» Challenge: Look for the word "изготовления" in the entries below, then copy every line that has it.

» Records excerpted from a collection:
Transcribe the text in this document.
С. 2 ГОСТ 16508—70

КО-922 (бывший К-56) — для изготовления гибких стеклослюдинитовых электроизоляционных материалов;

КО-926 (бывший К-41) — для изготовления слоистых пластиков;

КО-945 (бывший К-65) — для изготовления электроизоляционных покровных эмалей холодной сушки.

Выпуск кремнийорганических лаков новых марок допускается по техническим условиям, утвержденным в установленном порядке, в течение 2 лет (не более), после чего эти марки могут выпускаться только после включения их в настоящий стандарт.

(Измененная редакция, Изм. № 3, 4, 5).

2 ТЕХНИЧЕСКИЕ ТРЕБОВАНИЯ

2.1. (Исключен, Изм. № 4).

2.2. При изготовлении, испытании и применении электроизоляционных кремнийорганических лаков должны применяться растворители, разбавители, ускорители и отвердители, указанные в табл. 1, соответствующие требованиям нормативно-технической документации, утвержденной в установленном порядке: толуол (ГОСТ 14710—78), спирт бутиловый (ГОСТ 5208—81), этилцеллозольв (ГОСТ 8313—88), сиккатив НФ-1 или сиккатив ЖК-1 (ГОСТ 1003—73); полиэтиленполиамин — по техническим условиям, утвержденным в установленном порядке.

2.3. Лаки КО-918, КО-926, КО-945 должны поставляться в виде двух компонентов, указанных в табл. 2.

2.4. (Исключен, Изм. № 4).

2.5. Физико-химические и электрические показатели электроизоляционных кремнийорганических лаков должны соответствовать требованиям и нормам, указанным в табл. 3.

» Solution for this task:
КО-922 (бывший К-56) — для изготовления гибких стеклослюдинитовых электроизоляционных материалов;
КО-926 (бывший К-41) — для изготовления слоистых пластиков;
КО-945 (бывший К-65) — для изготовления электроизоляционных покровных эмалей холодной сушки.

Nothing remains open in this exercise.